Copy each line with the word "táplálkozási" in it.

[Dataset entries]

- - -

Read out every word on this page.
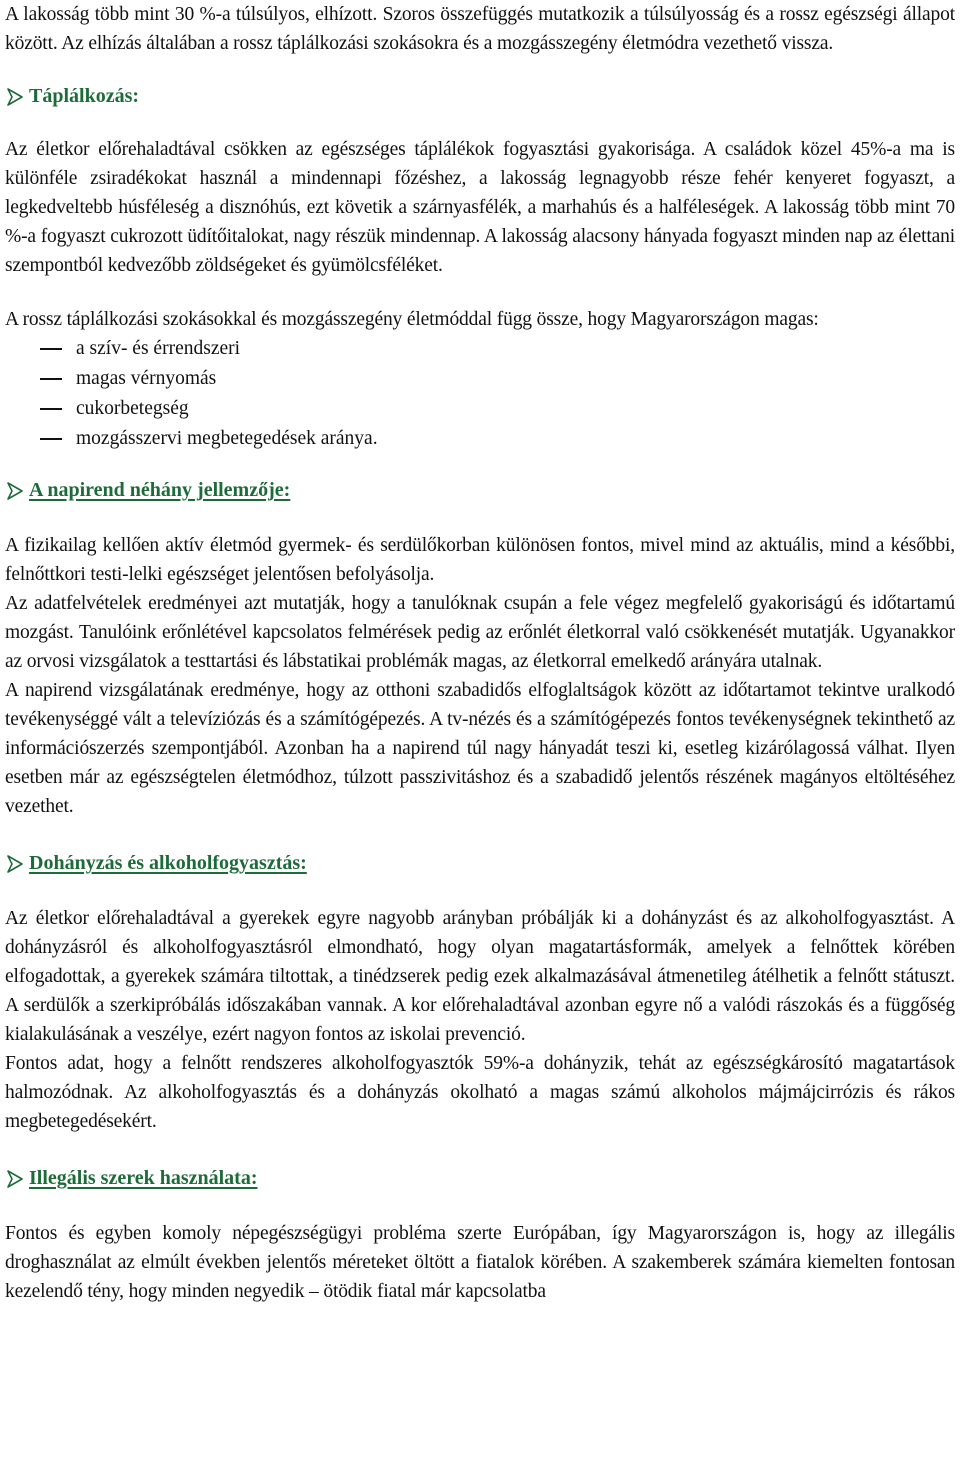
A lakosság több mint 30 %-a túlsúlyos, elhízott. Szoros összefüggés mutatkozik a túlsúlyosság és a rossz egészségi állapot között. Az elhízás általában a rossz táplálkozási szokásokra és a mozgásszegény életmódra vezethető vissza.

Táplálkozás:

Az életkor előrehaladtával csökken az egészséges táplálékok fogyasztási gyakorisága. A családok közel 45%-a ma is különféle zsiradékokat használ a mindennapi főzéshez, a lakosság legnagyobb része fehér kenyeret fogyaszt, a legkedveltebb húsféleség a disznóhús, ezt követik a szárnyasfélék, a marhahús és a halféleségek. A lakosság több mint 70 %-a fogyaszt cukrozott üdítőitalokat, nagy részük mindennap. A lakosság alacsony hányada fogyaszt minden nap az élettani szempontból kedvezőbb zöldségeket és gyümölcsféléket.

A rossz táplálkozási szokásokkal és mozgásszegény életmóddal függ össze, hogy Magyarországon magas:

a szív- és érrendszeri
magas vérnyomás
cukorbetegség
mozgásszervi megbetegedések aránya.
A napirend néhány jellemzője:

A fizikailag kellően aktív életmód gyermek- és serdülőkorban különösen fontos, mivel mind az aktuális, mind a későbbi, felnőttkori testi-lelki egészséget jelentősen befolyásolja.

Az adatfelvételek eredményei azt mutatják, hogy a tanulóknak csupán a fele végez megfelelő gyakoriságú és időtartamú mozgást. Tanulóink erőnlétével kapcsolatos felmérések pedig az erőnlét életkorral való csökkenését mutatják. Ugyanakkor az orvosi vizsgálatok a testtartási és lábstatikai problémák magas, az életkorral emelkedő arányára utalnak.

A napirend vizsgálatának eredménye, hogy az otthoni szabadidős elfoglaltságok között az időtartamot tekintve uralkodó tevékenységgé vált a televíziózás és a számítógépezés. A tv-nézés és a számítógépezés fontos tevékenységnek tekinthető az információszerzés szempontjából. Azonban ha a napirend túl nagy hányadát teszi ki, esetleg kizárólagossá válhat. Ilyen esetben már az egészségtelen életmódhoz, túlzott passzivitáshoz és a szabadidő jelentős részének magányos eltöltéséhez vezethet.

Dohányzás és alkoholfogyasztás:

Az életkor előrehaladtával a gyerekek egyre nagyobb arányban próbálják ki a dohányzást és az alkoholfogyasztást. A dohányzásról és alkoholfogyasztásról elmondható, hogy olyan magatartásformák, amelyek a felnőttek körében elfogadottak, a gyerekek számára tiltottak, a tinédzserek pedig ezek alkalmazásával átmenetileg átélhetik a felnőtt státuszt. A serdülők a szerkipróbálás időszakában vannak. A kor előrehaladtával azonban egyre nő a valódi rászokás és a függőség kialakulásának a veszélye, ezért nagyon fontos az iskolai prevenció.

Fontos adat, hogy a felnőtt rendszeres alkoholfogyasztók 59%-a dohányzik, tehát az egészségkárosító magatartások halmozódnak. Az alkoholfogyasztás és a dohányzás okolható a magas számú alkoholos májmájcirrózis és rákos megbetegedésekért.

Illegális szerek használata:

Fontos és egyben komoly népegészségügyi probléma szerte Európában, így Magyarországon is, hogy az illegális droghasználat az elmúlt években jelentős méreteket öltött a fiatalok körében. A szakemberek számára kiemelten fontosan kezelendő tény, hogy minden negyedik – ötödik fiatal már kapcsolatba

- - -

▶ Finished exercise
A lakosság több mint 30 %-a túlsúlyos, elhízott. Szoros összefüggés mutatkozik a túlsúlyosság és a rossz egészségi állapot között. Az elhízás általában a rossz táplálkozási szokásokra és a mozgásszegény életmódra vezethető vissza.
A rossz táplálkozási szokásokkal és mozgásszegény életmóddal függ össze, hogy Magyarországon magas:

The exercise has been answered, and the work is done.